## Rows
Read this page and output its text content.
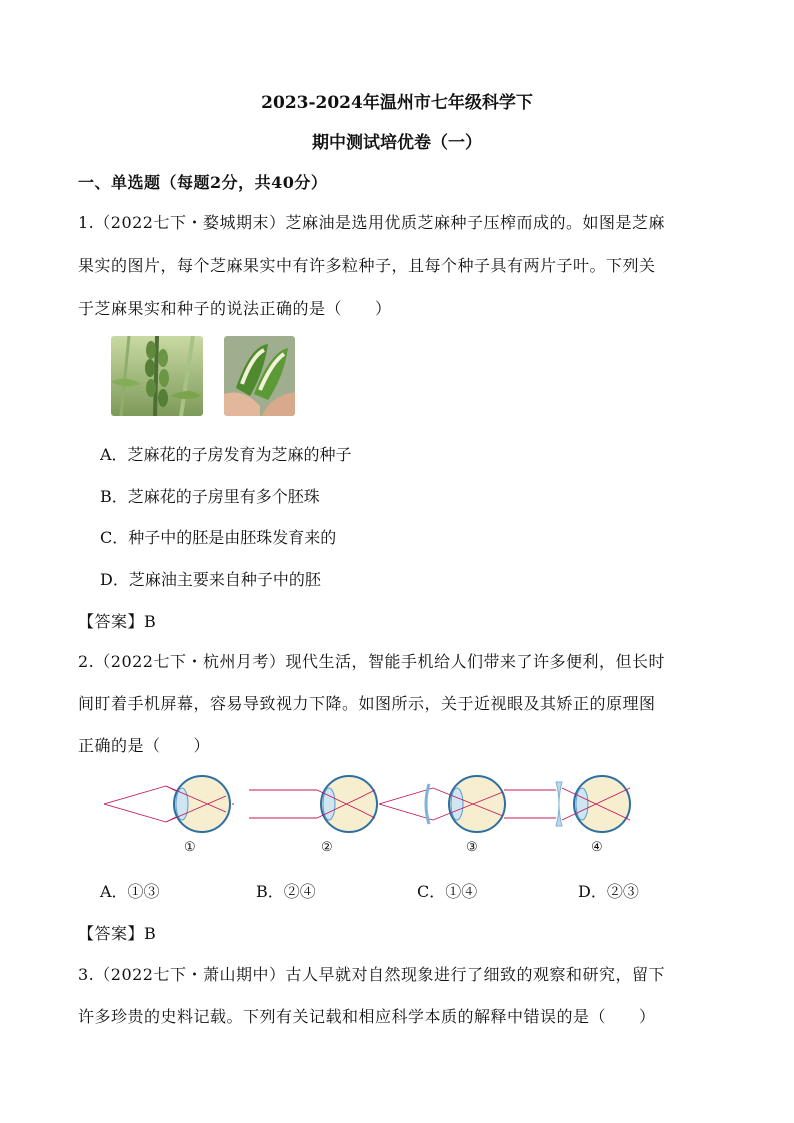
2023-2024年温州市七年级科学下
期中测试培优卷（一）
一、单选题（每题2分，共40分）
1.（2022七下・婺城期末）芝麻油是选用优质芝麻种子压榨而成的。如图是芝麻
果实的图片，每个芝麻果实中有许多粒种子，且每个种子具有两片子叶。下列关
于芝麻果实和种子的说法正确的是（　　）
A．芝麻花的子房发育为芝麻的种子
B．芝麻花的子房里有多个胚珠
C．种子中的胚是由胚珠发育来的
D．芝麻油主要来自种子中的胚
【答案】B
2.（2022七下・杭州月考）现代生活，智能手机给人们带来了许多便利，但长时
间盯着手机屏幕，容易导致视力下降。如图所示，关于近视眼及其矫正的原理图
正确的是（　　）
①	②	③	④
A．①③	B．②④	C．①④	D．②③
【答案】B
3.（2022七下・萧山期中）古人早就对自然现象进行了细致的观察和研究，留下
许多珍贵的史料记载。下列有关记载和相应科学本质的解释中错误的是（　　）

## Your instructions
All of the data needs repeating exactly, but the pictures do not.

## Complete answer
Read this page and output its text content.
2023-2024年温州市七年级科学下
期中测试培优卷（一）
一、单选题（每题2分，共40分）
1.（2022七下・婺城期末）芝麻油是选用优质芝麻种子压榨而成的。如图是芝麻
果实的图片，每个芝麻果实中有许多粒种子，且每个种子具有两片子叶。下列关
于芝麻果实和种子的说法正确的是（　　）
A．芝麻花的子房发育为芝麻的种子
B．芝麻花的子房里有多个胚珠
C．种子中的胚是由胚珠发育来的
D．芝麻油主要来自种子中的胚
【答案】B
2.（2022七下・杭州月考）现代生活，智能手机给人们带来了许多便利，但长时
间盯着手机屏幕，容易导致视力下降。如图所示，关于近视眼及其矫正的原理图
正确的是（　　）
①	②	③	④
A．①③	B．②④	C．①④	D．②③
【答案】B
3.（2022七下・萧山期中）古人早就对自然现象进行了细致的观察和研究，留下
许多珍贵的史料记载。下列有关记载和相应科学本质的解释中错误的是（　　）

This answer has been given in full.